_PROBLEM_
Answer with a single number: the count of lines that hold "BIOMED".

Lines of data

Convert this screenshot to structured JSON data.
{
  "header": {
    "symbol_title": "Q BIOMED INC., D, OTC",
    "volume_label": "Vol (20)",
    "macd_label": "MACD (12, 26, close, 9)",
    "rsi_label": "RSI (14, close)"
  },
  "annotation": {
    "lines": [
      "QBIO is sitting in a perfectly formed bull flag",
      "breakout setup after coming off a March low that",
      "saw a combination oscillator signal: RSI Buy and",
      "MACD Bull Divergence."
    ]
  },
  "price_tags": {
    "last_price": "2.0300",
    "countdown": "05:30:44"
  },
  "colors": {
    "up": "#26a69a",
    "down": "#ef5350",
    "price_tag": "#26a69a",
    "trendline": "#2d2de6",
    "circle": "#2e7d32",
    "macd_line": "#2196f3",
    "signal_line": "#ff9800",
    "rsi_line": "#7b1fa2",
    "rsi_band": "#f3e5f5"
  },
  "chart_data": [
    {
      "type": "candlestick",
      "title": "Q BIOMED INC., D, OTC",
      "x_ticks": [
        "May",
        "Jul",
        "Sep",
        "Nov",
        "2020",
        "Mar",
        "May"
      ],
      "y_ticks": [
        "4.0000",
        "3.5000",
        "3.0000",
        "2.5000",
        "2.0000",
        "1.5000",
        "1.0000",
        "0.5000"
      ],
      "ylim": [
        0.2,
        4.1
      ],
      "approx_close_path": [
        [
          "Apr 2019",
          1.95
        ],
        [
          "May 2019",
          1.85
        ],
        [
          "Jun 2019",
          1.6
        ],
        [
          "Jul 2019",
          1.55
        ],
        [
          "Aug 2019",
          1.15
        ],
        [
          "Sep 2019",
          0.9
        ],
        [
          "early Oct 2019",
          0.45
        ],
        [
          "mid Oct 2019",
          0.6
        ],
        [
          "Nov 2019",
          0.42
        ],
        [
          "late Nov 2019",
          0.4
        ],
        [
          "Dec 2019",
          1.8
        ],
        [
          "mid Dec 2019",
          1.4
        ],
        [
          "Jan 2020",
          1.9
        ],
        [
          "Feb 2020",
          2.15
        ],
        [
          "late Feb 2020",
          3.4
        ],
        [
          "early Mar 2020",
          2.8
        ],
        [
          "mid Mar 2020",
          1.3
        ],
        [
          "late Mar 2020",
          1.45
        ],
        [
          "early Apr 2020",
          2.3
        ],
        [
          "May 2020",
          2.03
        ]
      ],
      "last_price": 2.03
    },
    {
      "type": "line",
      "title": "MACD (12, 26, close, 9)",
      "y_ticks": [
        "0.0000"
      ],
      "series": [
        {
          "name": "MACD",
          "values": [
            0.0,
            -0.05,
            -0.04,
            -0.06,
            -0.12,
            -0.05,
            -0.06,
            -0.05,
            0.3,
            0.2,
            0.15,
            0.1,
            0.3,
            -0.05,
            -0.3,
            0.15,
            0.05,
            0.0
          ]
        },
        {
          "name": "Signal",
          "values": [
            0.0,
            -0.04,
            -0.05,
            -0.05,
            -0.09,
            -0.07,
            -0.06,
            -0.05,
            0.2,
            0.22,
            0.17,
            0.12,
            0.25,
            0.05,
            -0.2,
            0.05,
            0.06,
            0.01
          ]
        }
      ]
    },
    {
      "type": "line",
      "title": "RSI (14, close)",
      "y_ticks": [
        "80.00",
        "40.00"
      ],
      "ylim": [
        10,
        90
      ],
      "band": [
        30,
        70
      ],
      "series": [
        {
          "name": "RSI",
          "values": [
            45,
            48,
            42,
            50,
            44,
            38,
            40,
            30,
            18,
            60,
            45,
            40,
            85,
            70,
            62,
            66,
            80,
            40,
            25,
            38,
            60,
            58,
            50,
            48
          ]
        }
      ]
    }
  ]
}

_SOLUTION FOR THIS EXERCISE_
2